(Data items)
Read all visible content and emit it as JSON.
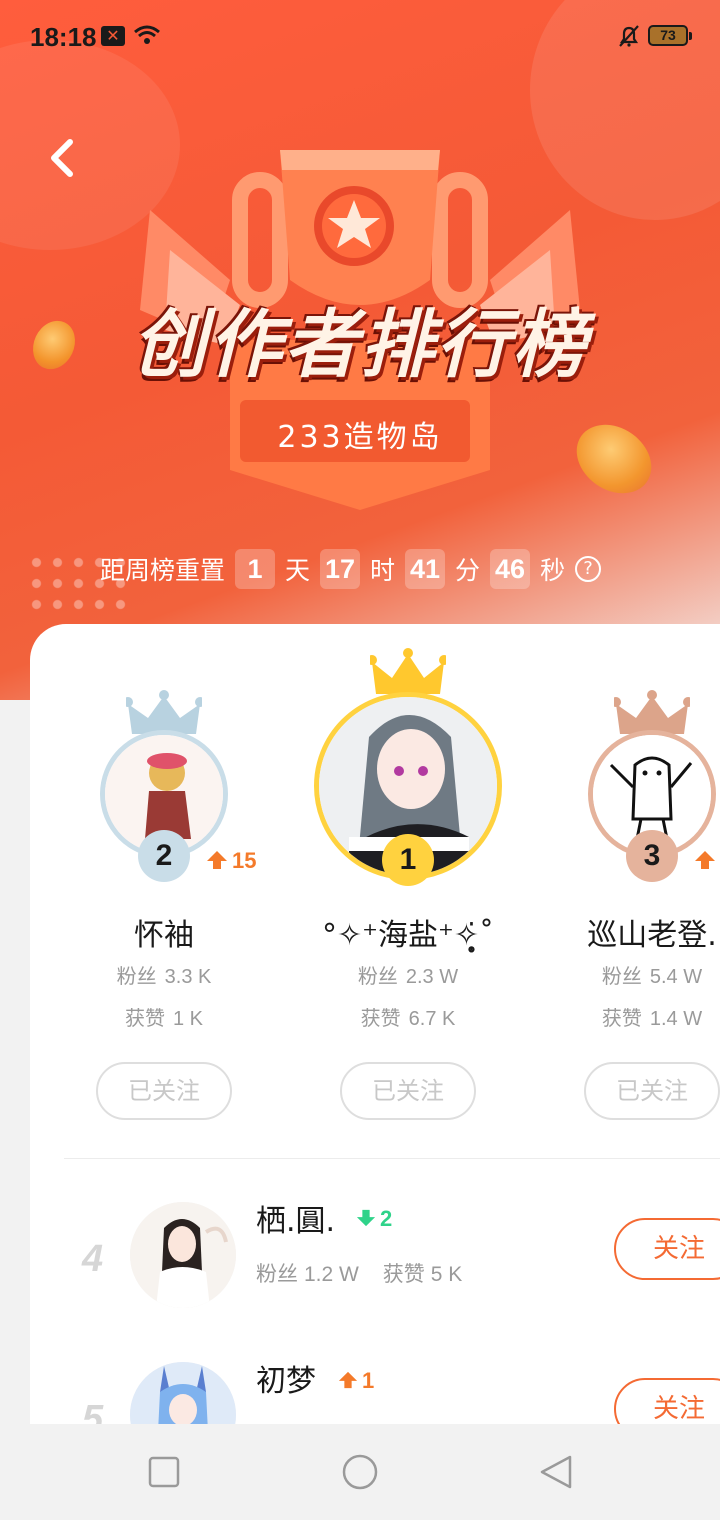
{
  "status_bar": {
    "time": "18:18",
    "battery": "73"
  },
  "banner": {
    "title": "创作者排行榜",
    "subtitle": "233造物岛"
  },
  "countdown": {
    "prefix": "距周榜重置",
    "days": "1",
    "days_unit": "天",
    "hours": "17",
    "hours_unit": "时",
    "minutes": "41",
    "minutes_unit": "分",
    "seconds": "46",
    "seconds_unit": "秒",
    "help_icon": "?"
  },
  "labels": {
    "fans": "粉丝",
    "likes": "获赞",
    "followed": "已关注",
    "follow": "关注"
  },
  "podium": [
    {
      "rank": "1",
      "name": "°✧⁺海盐⁺✧̣̥̇˚",
      "fans": "2.3 W",
      "likes": "6.7 K",
      "button": "已关注"
    },
    {
      "rank": "2",
      "name": "怀袖",
      "fans": "3.3 K",
      "likes": "1 K",
      "trend_dir": "up",
      "trend": "15",
      "button": "已关注"
    },
    {
      "rank": "3",
      "name": "巡山老登.",
      "fans": "5.4 W",
      "likes": "1.4 W",
      "trend_dir": "up",
      "button": "已关注"
    }
  ],
  "list": [
    {
      "rank": "4",
      "name": "栖.圓.",
      "trend_dir": "down",
      "trend": "2",
      "fans": "1.2 W",
      "likes": "5 K",
      "button": "关注"
    },
    {
      "rank": "5",
      "name": "初梦",
      "trend_dir": "up",
      "trend": "1",
      "button": "关注"
    }
  ],
  "colors": {
    "accent": "#f46a33",
    "up": "#f47a2a",
    "down": "#2fd38a",
    "gold": "#ffd23f",
    "silver": "#c9dde8",
    "bronze": "#e5b39c"
  },
  "icons": {
    "back": "chevron-left-icon",
    "crown": "crown-icon",
    "arrow_up": "arrow-up-icon",
    "arrow_down": "arrow-down-icon",
    "nav_recent": "square-icon",
    "nav_home": "circle-icon",
    "nav_back": "triangle-back-icon"
  }
}
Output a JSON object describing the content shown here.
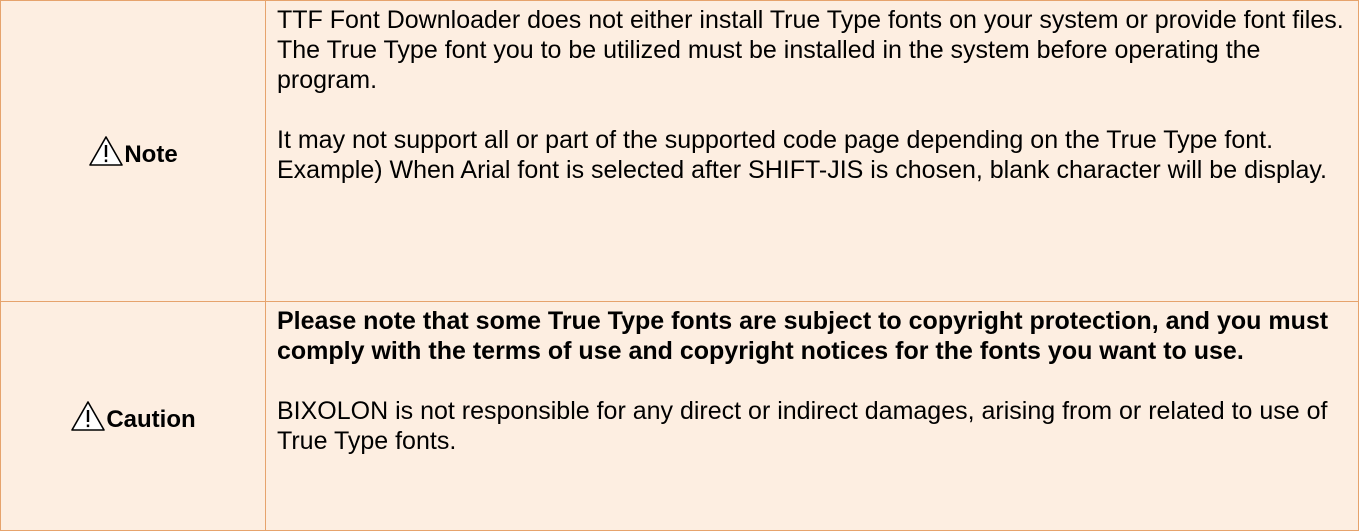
{
  "notices": [
    {
      "label": "Note",
      "icon": "warning-triangle-icon",
      "paragraphs": [
        "TTF Font Downloader does not either install True Type fonts on your system or provide font files. The True Type font you to be utilized must be installed in the system before operating the program."
      ],
      "paragraphs2": [
        "It may not support all or part of the supported code page depending on the True Type font.",
        "Example) When Arial font is selected after SHIFT-JIS is chosen, blank character will be display."
      ]
    },
    {
      "label": "Caution",
      "icon": "warning-triangle-icon",
      "bold_paragraph": "Please note that some True Type fonts are subject to copyright protection, and you must comply with the terms of use and copyright notices for the fonts you want to use.",
      "paragraph": "BIXOLON is not responsible for any direct or indirect damages, arising from or related to use of True Type fonts."
    }
  ],
  "colors": {
    "cell_background": "#fdeee1",
    "border": "#e6a36c"
  }
}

Work required: Copy out all the entries exactly. Images stay out of the copy.

Task solution:
Read all visible content and emit it as JSON.
{
  "status_bar": {
    "time": "18:18",
    "battery": "73"
  },
  "banner": {
    "title": "创作者排行榜",
    "subtitle": "233造物岛"
  },
  "countdown": {
    "prefix": "距周榜重置",
    "days": "1",
    "days_unit": "天",
    "hours": "17",
    "hours_unit": "时",
    "minutes": "41",
    "minutes_unit": "分",
    "seconds": "46",
    "seconds_unit": "秒",
    "help_icon": "?"
  },
  "labels": {
    "fans": "粉丝",
    "likes": "获赞",
    "followed": "已关注",
    "follow": "关注"
  },
  "podium": [
    {
      "rank": "1",
      "name": "°✧⁺海盐⁺✧̣̥̇˚",
      "fans": "2.3 W",
      "likes": "6.7 K",
      "button": "已关注"
    },
    {
      "rank": "2",
      "name": "怀袖",
      "fans": "3.3 K",
      "likes": "1 K",
      "trend_dir": "up",
      "trend": "15",
      "button": "已关注"
    },
    {
      "rank": "3",
      "name": "巡山老登.",
      "fans": "5.4 W",
      "likes": "1.4 W",
      "trend_dir": "up",
      "button": "已关注"
    }
  ],
  "list": [
    {
      "rank": "4",
      "name": "栖.圓.",
      "trend_dir": "down",
      "trend": "2",
      "fans": "1.2 W",
      "likes": "5 K",
      "button": "关注"
    },
    {
      "rank": "5",
      "name": "初梦",
      "trend_dir": "up",
      "trend": "1",
      "button": "关注"
    }
  ],
  "colors": {
    "accent": "#f46a33",
    "up": "#f47a2a",
    "down": "#2fd38a",
    "gold": "#ffd23f",
    "silver": "#c9dde8",
    "bronze": "#e5b39c"
  },
  "icons": {
    "back": "chevron-left-icon",
    "crown": "crown-icon",
    "arrow_up": "arrow-up-icon",
    "arrow_down": "arrow-down-icon",
    "nav_recent": "square-icon",
    "nav_home": "circle-icon",
    "nav_back": "triangle-back-icon"
  }
}
Output a JSON object describing the content shown here.
{
  "notices": [
    {
      "label": "Note",
      "icon": "warning-triangle-icon",
      "paragraphs": [
        "TTF Font Downloader does not either install True Type fonts on your system or provide font files. The True Type font you to be utilized must be installed in the system before operating the program."
      ],
      "paragraphs2": [
        "It may not support all or part of the supported code page depending on the True Type font.",
        "Example) When Arial font is selected after SHIFT-JIS is chosen, blank character will be display."
      ]
    },
    {
      "label": "Caution",
      "icon": "warning-triangle-icon",
      "bold_paragraph": "Please note that some True Type fonts are subject to copyright protection, and you must comply with the terms of use and copyright notices for the fonts you want to use.",
      "paragraph": "BIXOLON is not responsible for any direct or indirect damages, arising from or related to use of True Type fonts."
    }
  ],
  "colors": {
    "cell_background": "#fdeee1",
    "border": "#e6a36c"
  }
}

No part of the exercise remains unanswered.